*Instructions to follow*. Filter the entries below, keeping every line that has the word "annotation".

— Begin Records —

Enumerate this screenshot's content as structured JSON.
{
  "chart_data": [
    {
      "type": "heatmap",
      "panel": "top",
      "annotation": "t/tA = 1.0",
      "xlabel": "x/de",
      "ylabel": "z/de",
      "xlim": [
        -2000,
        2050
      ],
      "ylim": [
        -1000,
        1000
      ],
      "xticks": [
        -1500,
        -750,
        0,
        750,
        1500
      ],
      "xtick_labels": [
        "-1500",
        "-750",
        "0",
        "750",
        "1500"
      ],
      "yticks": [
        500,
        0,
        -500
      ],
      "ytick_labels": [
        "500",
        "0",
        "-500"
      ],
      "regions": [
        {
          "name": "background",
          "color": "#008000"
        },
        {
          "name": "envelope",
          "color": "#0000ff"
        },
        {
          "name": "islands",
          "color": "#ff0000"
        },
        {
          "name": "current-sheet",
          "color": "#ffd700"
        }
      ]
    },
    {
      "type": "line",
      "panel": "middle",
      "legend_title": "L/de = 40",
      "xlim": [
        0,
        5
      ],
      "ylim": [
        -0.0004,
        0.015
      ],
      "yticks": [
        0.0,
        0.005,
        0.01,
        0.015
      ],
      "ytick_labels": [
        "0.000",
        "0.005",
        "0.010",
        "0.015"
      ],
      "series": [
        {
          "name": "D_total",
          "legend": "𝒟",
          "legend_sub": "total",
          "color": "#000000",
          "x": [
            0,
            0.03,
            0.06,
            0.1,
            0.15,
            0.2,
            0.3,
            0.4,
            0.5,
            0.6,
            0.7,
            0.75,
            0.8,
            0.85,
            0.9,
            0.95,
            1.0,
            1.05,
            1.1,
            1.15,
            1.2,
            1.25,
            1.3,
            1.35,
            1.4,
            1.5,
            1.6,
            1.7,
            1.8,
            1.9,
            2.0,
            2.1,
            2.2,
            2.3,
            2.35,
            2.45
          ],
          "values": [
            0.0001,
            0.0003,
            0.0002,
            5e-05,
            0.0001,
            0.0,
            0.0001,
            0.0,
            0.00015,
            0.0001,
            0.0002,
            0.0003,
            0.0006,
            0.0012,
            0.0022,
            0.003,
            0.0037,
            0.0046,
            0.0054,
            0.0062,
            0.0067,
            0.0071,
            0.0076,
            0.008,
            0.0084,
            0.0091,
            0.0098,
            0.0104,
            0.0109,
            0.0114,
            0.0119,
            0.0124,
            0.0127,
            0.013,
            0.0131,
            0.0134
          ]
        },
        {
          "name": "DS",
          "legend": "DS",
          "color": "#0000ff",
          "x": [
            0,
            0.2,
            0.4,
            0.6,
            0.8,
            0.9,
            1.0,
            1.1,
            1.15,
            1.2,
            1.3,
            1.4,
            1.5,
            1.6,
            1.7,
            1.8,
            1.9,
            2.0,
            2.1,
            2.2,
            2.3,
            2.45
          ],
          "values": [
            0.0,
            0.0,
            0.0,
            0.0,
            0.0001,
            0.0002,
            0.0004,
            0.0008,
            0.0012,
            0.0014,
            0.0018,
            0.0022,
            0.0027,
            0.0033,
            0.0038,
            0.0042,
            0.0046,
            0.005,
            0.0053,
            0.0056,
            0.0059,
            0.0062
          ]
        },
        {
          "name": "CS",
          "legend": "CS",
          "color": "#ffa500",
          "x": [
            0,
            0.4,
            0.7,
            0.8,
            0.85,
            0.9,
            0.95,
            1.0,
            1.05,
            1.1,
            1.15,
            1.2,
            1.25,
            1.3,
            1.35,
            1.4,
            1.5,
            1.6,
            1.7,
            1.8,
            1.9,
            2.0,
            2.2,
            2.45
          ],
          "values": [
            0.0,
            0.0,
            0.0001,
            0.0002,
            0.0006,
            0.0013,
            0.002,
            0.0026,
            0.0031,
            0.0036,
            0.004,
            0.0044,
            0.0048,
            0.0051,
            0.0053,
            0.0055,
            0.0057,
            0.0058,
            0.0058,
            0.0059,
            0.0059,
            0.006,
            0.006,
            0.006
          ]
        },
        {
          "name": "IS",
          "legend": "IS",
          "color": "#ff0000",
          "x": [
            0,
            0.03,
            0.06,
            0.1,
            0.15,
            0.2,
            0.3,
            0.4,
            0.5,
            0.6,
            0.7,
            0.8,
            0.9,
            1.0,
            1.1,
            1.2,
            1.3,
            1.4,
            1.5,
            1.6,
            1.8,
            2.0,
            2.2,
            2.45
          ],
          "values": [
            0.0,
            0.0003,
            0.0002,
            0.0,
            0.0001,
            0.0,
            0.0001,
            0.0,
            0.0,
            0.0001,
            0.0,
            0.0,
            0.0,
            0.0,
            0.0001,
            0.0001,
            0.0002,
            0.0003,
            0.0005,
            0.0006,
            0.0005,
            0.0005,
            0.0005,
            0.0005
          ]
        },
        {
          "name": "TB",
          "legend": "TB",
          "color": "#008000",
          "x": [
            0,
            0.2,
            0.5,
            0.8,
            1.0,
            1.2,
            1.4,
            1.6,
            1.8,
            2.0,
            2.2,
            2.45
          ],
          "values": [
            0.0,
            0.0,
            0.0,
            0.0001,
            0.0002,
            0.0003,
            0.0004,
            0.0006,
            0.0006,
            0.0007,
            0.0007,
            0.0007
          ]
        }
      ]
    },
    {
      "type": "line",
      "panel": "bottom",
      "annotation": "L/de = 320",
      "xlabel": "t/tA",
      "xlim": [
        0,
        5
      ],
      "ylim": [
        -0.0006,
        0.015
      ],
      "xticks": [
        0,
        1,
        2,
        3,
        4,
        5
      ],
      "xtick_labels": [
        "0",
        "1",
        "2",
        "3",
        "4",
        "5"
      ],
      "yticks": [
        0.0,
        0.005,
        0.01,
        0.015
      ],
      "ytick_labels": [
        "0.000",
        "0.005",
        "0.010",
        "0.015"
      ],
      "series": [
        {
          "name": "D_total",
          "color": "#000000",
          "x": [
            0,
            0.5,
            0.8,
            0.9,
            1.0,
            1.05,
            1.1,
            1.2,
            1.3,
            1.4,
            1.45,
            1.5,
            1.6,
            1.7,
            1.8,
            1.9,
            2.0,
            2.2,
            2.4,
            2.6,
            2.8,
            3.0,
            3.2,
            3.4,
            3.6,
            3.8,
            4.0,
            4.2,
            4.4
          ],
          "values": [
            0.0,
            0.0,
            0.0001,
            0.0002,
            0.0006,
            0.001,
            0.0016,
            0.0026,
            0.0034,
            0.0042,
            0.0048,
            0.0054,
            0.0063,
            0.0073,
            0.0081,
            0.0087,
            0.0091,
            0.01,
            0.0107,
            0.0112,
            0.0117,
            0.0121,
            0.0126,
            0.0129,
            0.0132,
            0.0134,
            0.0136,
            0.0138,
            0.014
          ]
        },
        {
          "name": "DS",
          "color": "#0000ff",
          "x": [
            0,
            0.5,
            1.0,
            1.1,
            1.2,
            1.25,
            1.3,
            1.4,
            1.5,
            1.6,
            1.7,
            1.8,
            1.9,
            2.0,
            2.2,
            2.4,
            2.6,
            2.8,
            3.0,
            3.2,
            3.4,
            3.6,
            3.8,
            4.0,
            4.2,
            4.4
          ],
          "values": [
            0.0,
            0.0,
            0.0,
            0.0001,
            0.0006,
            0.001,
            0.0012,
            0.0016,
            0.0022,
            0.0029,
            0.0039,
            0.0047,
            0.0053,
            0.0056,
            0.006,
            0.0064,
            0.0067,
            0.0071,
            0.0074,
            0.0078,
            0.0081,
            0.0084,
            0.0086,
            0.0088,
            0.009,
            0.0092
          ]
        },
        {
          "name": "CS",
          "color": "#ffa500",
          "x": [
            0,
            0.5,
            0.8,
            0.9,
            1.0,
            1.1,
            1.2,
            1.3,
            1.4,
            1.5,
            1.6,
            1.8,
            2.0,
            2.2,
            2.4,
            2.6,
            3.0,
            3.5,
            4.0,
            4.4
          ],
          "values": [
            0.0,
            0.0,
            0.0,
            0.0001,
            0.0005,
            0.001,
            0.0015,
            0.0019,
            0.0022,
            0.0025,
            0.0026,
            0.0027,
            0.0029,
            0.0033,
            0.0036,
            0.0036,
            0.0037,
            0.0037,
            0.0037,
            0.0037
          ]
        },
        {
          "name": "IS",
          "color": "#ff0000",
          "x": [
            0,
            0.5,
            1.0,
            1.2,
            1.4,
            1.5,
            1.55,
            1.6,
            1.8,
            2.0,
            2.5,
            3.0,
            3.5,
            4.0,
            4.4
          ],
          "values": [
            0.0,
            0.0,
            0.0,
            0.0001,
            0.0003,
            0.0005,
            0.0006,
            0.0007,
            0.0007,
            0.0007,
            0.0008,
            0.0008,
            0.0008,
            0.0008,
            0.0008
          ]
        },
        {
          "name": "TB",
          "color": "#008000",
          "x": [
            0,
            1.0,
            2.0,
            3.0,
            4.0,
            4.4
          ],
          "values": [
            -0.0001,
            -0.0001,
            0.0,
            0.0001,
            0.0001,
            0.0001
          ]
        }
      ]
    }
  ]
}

— End Records —

*Completed task*.
      "annotation": "t/tA = 1.0",
      "annotation": "L/de = 320",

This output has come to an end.